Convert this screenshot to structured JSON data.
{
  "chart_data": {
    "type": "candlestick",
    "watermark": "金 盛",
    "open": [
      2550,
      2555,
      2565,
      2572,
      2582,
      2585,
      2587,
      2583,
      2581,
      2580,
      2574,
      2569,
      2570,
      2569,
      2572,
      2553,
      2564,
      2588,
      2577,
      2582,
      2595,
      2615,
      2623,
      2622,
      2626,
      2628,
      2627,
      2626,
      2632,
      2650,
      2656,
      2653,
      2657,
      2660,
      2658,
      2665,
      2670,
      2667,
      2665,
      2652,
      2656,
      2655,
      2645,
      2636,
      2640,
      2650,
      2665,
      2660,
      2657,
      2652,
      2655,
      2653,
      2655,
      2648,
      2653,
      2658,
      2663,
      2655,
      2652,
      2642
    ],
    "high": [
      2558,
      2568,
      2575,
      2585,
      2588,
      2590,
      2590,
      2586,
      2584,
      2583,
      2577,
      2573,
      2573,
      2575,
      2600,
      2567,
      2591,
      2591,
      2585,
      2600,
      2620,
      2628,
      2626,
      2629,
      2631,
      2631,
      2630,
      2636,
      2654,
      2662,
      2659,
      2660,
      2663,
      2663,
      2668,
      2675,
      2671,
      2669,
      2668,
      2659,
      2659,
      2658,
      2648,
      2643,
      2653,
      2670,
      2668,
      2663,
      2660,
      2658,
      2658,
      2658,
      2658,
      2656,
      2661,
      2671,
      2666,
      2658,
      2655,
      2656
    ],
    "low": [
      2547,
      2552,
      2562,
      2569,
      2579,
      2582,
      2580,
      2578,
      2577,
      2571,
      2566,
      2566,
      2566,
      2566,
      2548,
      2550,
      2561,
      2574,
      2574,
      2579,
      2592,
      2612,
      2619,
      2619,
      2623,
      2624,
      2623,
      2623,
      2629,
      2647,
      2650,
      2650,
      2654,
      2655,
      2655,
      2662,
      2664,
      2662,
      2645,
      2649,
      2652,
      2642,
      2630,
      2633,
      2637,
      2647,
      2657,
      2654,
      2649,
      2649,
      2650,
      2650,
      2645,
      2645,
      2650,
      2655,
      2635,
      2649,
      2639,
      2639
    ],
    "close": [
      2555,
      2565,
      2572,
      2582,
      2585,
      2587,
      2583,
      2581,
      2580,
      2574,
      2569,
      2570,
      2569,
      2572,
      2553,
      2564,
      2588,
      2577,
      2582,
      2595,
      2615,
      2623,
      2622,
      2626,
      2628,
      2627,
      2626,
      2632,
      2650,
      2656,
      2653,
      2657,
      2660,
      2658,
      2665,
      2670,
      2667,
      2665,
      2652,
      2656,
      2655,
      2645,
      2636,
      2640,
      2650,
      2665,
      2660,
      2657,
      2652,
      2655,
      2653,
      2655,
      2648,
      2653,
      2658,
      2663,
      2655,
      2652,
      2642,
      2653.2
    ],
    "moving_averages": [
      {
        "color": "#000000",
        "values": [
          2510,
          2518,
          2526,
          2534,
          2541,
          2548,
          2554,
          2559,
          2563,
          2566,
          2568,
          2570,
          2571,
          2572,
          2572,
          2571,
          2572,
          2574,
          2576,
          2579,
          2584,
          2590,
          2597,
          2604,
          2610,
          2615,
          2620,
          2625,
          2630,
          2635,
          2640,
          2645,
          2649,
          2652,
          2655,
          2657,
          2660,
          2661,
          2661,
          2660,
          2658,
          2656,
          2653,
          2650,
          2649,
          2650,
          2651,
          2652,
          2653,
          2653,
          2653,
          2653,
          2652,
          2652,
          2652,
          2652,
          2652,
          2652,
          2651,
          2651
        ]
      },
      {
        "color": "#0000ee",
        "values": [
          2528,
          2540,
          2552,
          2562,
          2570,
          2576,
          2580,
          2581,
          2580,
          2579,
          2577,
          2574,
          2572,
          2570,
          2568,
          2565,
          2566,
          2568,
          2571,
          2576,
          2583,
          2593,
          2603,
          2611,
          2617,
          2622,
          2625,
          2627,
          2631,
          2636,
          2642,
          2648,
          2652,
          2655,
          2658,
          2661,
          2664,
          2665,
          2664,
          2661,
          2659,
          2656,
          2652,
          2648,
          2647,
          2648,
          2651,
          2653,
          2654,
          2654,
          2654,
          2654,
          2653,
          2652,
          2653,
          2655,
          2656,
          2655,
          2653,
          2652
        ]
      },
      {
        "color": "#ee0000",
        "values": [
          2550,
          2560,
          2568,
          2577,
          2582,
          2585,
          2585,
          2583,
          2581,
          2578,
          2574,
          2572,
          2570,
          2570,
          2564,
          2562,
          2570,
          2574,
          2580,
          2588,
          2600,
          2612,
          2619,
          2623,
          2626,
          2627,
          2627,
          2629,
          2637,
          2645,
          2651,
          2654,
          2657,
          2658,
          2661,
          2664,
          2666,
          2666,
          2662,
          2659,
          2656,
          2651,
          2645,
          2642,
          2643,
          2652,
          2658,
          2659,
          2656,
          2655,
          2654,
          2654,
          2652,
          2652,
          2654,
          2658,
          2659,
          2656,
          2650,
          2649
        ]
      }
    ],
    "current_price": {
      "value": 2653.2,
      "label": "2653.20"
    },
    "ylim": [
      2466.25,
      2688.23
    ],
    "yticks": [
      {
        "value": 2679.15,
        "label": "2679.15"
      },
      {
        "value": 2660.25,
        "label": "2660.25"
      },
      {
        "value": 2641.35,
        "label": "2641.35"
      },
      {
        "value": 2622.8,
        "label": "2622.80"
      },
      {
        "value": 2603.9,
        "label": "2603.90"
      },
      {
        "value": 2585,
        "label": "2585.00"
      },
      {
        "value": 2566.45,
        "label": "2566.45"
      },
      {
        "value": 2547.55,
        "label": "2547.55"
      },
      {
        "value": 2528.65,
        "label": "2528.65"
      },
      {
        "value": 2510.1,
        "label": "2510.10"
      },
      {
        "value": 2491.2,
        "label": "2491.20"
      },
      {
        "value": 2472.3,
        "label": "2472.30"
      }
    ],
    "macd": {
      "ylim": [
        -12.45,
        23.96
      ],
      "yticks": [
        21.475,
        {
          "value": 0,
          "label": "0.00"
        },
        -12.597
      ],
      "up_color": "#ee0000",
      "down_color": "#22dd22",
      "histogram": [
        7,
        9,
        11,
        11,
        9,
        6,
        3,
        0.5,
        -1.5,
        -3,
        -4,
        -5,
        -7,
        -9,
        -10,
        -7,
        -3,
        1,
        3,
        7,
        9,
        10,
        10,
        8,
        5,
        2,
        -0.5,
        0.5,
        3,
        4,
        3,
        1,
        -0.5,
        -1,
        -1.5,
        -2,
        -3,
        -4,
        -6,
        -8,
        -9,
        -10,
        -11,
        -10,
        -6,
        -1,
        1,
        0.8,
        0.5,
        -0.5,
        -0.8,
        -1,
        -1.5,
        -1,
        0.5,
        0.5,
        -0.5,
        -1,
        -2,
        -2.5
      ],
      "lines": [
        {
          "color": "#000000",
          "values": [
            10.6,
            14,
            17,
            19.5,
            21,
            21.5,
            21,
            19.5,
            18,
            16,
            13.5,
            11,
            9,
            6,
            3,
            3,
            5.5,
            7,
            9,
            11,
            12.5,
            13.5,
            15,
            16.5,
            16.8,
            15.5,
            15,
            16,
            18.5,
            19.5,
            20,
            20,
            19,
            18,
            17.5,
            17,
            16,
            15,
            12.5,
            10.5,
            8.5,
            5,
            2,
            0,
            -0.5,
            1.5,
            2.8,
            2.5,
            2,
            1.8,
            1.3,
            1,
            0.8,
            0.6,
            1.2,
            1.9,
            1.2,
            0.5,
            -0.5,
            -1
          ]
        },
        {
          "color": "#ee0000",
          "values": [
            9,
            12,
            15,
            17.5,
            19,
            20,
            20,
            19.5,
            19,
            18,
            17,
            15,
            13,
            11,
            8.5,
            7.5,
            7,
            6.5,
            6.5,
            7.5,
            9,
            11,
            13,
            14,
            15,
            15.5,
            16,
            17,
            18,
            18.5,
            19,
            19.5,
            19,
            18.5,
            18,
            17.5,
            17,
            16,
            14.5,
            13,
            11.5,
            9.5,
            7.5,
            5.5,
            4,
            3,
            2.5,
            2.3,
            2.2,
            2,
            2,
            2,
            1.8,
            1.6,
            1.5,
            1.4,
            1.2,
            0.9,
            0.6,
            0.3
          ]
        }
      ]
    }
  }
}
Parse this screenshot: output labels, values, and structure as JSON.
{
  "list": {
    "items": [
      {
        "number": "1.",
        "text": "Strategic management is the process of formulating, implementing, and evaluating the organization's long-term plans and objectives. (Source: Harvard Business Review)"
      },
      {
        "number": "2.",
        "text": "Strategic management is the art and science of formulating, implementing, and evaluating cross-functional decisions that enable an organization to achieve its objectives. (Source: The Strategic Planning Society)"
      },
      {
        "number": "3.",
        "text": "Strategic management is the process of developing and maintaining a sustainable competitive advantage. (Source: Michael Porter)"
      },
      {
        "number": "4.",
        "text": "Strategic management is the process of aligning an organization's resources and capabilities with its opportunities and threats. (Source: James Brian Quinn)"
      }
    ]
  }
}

+ + + + + + +

> **Problem description**
Exactly reproduce the lines that run from the line with "Parse this screenshot: output" through the last line of the records, inclusive.

> **Result of this exercise**
Parse this screenshot: output labels, values, and structure as JSON.
{
  "list": {
    "items": [
      {
        "number": "1.",
        "text": "Strategic management is the process of formulating, implementing, and evaluating the organization's long-term plans and objectives. (Source: Harvard Business Review)"
      },
      {
        "number": "2.",
        "text": "Strategic management is the art and science of formulating, implementing, and evaluating cross-functional decisions that enable an organization to achieve its objectives. (Source: The Strategic Planning Society)"
      },
      {
        "number": "3.",
        "text": "Strategic management is the process of developing and maintaining a sustainable competitive advantage. (Source: Michael Porter)"
      },
      {
        "number": "4.",
        "text": "Strategic management is the process of aligning an organization's resources and capabilities with its opportunities and threats. (Source: James Brian Quinn)"
      }
    ]
  }
}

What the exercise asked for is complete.